INSTRUCTIONS TO FOLLOW:
Extract all records. Keep each one exact.

RECORDS PROVIDED:
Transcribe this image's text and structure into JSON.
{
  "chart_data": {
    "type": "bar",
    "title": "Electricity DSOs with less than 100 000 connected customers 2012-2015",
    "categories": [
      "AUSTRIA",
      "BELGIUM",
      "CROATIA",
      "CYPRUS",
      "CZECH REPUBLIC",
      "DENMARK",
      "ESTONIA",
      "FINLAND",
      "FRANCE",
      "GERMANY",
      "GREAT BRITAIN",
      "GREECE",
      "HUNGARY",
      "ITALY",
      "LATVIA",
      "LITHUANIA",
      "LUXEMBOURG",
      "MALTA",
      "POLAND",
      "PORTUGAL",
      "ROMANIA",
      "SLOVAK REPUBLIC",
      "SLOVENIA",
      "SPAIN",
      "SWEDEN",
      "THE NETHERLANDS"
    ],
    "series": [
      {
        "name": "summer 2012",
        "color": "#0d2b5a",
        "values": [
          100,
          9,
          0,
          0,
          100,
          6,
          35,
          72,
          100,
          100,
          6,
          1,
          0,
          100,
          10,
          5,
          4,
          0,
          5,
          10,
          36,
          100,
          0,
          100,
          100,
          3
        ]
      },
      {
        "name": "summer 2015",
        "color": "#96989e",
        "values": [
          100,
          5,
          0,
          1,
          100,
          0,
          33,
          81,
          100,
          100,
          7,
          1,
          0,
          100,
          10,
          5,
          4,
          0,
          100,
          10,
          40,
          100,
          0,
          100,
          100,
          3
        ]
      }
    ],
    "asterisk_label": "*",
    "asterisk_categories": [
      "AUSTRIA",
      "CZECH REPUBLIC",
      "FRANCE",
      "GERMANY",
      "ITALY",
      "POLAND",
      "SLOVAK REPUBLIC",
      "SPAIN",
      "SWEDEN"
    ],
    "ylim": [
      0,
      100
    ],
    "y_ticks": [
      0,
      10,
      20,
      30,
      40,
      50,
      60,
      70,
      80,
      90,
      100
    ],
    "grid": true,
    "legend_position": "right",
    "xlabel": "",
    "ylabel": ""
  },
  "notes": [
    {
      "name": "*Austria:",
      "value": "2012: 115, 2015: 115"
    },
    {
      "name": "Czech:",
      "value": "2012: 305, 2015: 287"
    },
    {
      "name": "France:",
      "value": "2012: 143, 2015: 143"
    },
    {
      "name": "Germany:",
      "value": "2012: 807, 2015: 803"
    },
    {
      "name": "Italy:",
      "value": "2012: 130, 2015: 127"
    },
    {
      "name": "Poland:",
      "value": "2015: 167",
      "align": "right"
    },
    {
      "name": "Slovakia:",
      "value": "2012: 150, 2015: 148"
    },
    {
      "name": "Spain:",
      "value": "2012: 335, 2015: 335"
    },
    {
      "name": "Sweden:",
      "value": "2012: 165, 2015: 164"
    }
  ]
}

THE RESPONSE:
Transcribe this image's text and structure into JSON.
{
  "chart_data": {
    "type": "bar",
    "title": "Electricity DSOs with less than 100 000 connected customers 2012-2015",
    "categories": [
      "AUSTRIA",
      "BELGIUM",
      "CROATIA",
      "CYPRUS",
      "CZECH REPUBLIC",
      "DENMARK",
      "ESTONIA",
      "FINLAND",
      "FRANCE",
      "GERMANY",
      "GREAT BRITAIN",
      "GREECE",
      "HUNGARY",
      "ITALY",
      "LATVIA",
      "LITHUANIA",
      "LUXEMBOURG",
      "MALTA",
      "POLAND",
      "PORTUGAL",
      "ROMANIA",
      "SLOVAK REPUBLIC",
      "SLOVENIA",
      "SPAIN",
      "SWEDEN",
      "THE NETHERLANDS"
    ],
    "series": [
      {
        "name": "summer 2012",
        "color": "#0d2b5a",
        "values": [
          100,
          9,
          0,
          0,
          100,
          6,
          35,
          72,
          100,
          100,
          6,
          1,
          0,
          100,
          10,
          5,
          4,
          0,
          5,
          10,
          36,
          100,
          0,
          100,
          100,
          3
        ]
      },
      {
        "name": "summer 2015",
        "color": "#96989e",
        "values": [
          100,
          5,
          0,
          1,
          100,
          0,
          33,
          81,
          100,
          100,
          7,
          1,
          0,
          100,
          10,
          5,
          4,
          0,
          100,
          10,
          40,
          100,
          0,
          100,
          100,
          3
        ]
      }
    ],
    "asterisk_label": "*",
    "asterisk_categories": [
      "AUSTRIA",
      "CZECH REPUBLIC",
      "FRANCE",
      "GERMANY",
      "ITALY",
      "POLAND",
      "SLOVAK REPUBLIC",
      "SPAIN",
      "SWEDEN"
    ],
    "ylim": [
      0,
      100
    ],
    "y_ticks": [
      0,
      10,
      20,
      30,
      40,
      50,
      60,
      70,
      80,
      90,
      100
    ],
    "grid": true,
    "legend_position": "right",
    "xlabel": "",
    "ylabel": ""
  },
  "notes": [
    {
      "name": "*Austria:",
      "value": "2012: 115, 2015: 115"
    },
    {
      "name": "Czech:",
      "value": "2012: 305, 2015: 287"
    },
    {
      "name": "France:",
      "value": "2012: 143, 2015: 143"
    },
    {
      "name": "Germany:",
      "value": "2012: 807, 2015: 803"
    },
    {
      "name": "Italy:",
      "value": "2012: 130, 2015: 127"
    },
    {
      "name": "Poland:",
      "value": "2015: 167",
      "align": "right"
    },
    {
      "name": "Slovakia:",
      "value": "2012: 150, 2015: 148"
    },
    {
      "name": "Spain:",
      "value": "2012: 335, 2015: 335"
    },
    {
      "name": "Sweden:",
      "value": "2012: 165, 2015: 164"
    }
  ]
}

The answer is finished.